The subjective emotional and passionate eruption (“To je prštaj, prštaj strasti”) is expressed by the crowd’s vision of the female and divine figure. Here, the death and mourning correlate with life. According to the poetic subject’s statement, “everything is beautiful, everything is eternal” (“Sve je krasno, sve je vječno!”) as all appear in terms of a bodily non-teleology which is based on the norm of subjective psyco-physiological settings. The idea of Nature and body’s finality is a regulative a priori concept, concerning with our embodied experience which ascribed to the world (Galen, 1993, 20).

Kamov’s narrative on embodied experience is constructed in chiasms concerning with the real encounters of the world. These mutual internships transform the aesthetical experience into ontological principles of transcending the human life (Galen, 1993, p. 125) and postulates an ultimate truth. This synthesis occurs from mutual reversibility of both senses and the sentient. The subjective experience of body as a perpetual unit is synthetic and analytical one and coincides with Kamov’s biocosmic perception. In this way, the universal flesh is a multi-voiced articulation of chiasms that are constant in time and space.

• DATASET RECORDS:
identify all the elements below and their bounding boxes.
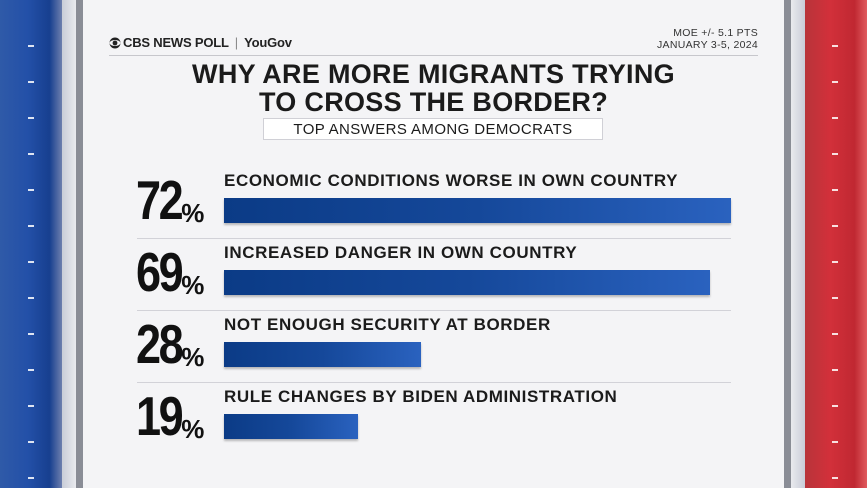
stripe-tick [28, 45, 34, 47]
row-divider [137, 382, 731, 383]
stripe-tick [28, 81, 34, 83]
percent-sign: % [181, 342, 205, 372]
percent-sign: % [181, 270, 205, 300]
category-label: INCREASED DANGER IN OWN COUNTRY [224, 243, 578, 262]
stripe-tick [28, 225, 34, 227]
right-stripe-ticks [832, 0, 840, 488]
stripe-tick [832, 189, 838, 191]
stripe-tick [832, 441, 838, 443]
stripe-tick [832, 261, 838, 263]
stripe-tick [832, 81, 838, 83]
stripe-tick [832, 297, 838, 299]
row-divider [137, 238, 731, 239]
bar [224, 342, 421, 367]
stripe-tick [832, 369, 838, 371]
stripe-tick [28, 153, 34, 155]
stripe-tick [832, 117, 838, 119]
value-label: 28% [136, 313, 205, 375]
category-label: NOT ENOUGH SECURITY AT BORDER [224, 315, 551, 334]
value-label: 69% [136, 241, 205, 303]
left-edge [62, 0, 76, 488]
stripe-tick [28, 405, 34, 407]
cbs-eye-icon [109, 37, 121, 48]
header-rule [109, 55, 758, 56]
value-number: 28 [136, 313, 184, 375]
stripe-tick [28, 261, 34, 263]
stripe-tick [832, 333, 838, 335]
poll-logo: CBS NEWS POLL | YouGov [109, 35, 292, 50]
margin-of-error: MOE +/- 5.1 PTS [673, 27, 758, 39]
stripe-tick [832, 45, 838, 47]
cbs-news-poll-label: CBS NEWS POLL [123, 35, 229, 50]
poll-date: JANUARY 3-5, 2024 [656, 39, 758, 51]
left-stripe-ticks [28, 0, 36, 488]
value-label: 72% [136, 169, 205, 231]
value-label: 19% [136, 385, 205, 447]
value-number: 69 [136, 241, 184, 303]
chart-title: WHY ARE MORE MIGRANTS TRYING TO CROSS TH… [83, 60, 784, 116]
poll-panel: CBS NEWS POLL | YouGov MOE +/- 5.1 PTS J… [83, 0, 784, 488]
chart-subtitle: TOP ANSWERS AMONG DEMOCRATS [263, 118, 603, 140]
right-edge [791, 0, 805, 488]
percent-sign: % [181, 198, 205, 228]
stripe-tick [28, 189, 34, 191]
stripe-tick [28, 441, 34, 443]
stripe-tick [832, 477, 838, 479]
poll-meta: MOE +/- 5.1 PTS JANUARY 3-5, 2024 [657, 27, 758, 51]
bar [224, 270, 710, 295]
stripe-tick [28, 477, 34, 479]
value-number: 72 [136, 169, 184, 231]
stripe-tick [28, 333, 34, 335]
chart-title-text: WHY ARE MORE MIGRANTS TRYING TO CROSS TH… [192, 59, 675, 117]
value-number: 19 [136, 385, 184, 447]
bar [224, 414, 358, 439]
percent-sign: % [181, 414, 205, 444]
logo-separator: | [234, 35, 239, 50]
stripe-tick [832, 225, 838, 227]
stripe-tick [28, 369, 34, 371]
stripe-tick [28, 117, 34, 119]
bar [224, 198, 731, 223]
stripe-tick [832, 405, 838, 407]
category-label: RULE CHANGES BY BIDEN ADMINISTRATION [224, 387, 618, 406]
stripe-tick [28, 297, 34, 299]
stripe-tick [832, 153, 838, 155]
category-label: ECONOMIC CONDITIONS WORSE IN OWN COUNTRY [224, 171, 679, 190]
row-divider [137, 310, 731, 311]
yougov-label: YouGov [244, 35, 292, 50]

• BRIEF: Extend the passage on Kamov's poetry, picking up after its final sentence. The rows come from a separate source and have no connection to the passage on Kamov's poetry.

• TASK RESULT:
Furthermore, the topic of death is described extensively in another poem entitled “U mrtvoj noći” (“In the dead night”). Here, the poetic subject refers to a “dead night” considered it as a silent one. The chiasm of thoughts, buzzing in the air and blazing decodes the poetic subject’s turbulent emotional world as it is represented both in the Nature and body’s flesh. The array among Nature and cognitive state is centered by another chiasm among Nature and body’s flesh. The icy glass, frost strips and their internship with the subjective vision remap the perception about the subjective vision itself. The ice is a natural body and at the same time a metaphorical locus of transparency and clearness:



“U mrtvoj noći, gdje misli zuje zrakom  
plamisajuć - u noći –  
na ledna stakla, što mraz ih štrapa bijeli  
uperih svoje oči.”  
(Kamov, 2019, p. 23)
 
 
(“In the dead of night, where thoughts buzz through the air flaming - at night –  
on ice panes, which frost strips them white  
my eyes are stable.”)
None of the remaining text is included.